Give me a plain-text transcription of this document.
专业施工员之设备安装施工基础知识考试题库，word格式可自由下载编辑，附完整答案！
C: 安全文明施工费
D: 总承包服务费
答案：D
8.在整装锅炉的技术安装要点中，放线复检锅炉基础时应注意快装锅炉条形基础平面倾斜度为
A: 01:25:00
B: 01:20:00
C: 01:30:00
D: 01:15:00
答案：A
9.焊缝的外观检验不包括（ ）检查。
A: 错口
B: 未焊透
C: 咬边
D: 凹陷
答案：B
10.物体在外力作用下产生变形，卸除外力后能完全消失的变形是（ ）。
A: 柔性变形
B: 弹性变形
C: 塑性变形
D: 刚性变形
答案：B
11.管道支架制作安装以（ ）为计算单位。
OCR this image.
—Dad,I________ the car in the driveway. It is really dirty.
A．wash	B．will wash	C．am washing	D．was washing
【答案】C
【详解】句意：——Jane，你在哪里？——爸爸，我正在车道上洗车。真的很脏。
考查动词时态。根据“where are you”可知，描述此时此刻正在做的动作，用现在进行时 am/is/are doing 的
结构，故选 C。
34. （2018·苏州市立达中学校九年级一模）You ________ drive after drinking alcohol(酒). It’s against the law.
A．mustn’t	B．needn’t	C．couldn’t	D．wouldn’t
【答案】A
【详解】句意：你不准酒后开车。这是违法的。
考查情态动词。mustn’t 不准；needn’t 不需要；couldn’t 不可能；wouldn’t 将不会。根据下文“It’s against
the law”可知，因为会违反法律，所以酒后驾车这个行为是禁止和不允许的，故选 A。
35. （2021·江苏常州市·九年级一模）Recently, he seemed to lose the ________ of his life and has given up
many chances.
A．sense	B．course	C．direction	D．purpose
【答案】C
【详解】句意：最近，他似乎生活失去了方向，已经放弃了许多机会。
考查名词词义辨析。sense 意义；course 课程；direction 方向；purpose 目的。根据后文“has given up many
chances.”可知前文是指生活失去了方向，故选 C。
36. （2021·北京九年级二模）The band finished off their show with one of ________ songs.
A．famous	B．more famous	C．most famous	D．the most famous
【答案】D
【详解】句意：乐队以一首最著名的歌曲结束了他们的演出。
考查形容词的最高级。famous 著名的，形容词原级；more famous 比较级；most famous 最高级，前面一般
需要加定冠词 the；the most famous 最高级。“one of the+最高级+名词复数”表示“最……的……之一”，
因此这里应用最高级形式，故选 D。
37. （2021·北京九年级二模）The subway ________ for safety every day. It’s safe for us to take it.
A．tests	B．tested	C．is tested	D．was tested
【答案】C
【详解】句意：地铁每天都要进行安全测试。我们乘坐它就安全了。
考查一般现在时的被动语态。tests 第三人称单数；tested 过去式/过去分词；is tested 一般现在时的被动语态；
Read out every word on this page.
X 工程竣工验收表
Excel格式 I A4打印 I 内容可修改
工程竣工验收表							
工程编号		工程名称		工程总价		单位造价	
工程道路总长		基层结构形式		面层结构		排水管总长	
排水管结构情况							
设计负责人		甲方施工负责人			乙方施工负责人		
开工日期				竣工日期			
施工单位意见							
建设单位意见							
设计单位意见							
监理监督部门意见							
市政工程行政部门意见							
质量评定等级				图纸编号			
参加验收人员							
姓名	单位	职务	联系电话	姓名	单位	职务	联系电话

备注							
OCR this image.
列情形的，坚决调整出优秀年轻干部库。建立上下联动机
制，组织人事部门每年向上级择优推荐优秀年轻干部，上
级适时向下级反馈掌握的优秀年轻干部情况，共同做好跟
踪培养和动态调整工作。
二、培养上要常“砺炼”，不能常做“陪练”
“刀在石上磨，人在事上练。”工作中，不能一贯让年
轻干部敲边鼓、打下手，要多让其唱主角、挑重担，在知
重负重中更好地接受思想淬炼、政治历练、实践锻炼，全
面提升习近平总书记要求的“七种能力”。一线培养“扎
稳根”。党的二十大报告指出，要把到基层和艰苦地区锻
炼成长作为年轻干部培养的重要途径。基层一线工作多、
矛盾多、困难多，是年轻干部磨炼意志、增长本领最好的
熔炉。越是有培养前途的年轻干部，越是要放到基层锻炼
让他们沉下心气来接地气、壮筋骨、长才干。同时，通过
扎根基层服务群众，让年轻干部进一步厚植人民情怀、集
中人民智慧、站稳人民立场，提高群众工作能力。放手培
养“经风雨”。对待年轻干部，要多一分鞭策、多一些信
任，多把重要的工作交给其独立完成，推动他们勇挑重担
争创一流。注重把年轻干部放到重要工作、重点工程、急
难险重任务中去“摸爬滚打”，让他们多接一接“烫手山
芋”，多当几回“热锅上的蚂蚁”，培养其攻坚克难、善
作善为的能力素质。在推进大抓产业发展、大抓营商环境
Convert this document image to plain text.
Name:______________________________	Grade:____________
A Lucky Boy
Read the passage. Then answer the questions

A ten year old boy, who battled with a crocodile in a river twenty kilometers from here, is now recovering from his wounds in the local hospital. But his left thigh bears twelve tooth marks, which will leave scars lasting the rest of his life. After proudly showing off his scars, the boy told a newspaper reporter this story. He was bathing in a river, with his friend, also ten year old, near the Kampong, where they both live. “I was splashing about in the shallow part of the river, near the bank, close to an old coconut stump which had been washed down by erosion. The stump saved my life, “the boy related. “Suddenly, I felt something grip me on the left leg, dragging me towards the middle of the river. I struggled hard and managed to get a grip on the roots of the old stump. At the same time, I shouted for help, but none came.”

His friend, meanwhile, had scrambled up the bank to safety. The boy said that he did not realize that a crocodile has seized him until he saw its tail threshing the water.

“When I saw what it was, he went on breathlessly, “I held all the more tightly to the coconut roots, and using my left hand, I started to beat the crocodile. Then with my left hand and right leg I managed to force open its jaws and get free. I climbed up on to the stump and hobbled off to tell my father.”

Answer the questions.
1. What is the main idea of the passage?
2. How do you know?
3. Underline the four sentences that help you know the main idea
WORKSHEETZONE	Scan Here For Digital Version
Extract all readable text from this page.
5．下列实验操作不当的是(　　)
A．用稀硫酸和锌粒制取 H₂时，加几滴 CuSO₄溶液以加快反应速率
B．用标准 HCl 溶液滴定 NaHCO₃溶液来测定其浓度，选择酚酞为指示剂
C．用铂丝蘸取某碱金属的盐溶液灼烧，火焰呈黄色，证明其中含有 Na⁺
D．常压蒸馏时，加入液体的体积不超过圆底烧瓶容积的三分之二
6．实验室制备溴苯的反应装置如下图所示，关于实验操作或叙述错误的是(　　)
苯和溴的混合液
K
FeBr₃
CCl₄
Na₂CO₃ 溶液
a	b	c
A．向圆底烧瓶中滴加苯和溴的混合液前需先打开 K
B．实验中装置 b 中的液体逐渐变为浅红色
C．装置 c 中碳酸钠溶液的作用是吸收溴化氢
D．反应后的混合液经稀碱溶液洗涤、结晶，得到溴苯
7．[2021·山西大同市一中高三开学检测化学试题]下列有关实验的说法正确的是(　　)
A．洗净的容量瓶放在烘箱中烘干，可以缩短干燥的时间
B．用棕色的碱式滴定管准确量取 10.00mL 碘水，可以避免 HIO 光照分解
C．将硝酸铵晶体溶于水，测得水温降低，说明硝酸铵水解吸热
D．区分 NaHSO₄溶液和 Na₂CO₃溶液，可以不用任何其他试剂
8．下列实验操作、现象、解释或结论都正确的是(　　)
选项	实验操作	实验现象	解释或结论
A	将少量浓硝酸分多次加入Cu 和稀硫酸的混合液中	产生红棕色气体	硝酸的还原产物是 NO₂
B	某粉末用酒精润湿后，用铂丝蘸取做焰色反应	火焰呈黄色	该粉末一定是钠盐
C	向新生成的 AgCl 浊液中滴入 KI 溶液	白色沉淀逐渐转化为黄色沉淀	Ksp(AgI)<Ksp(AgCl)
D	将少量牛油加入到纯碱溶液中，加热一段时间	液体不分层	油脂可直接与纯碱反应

> [Problem requirements]
Go through the preceding material and copy each line that has the word "plain".

> [Completed task]
Give me a plain-text transcription of this document.
Convert this document image to plain text.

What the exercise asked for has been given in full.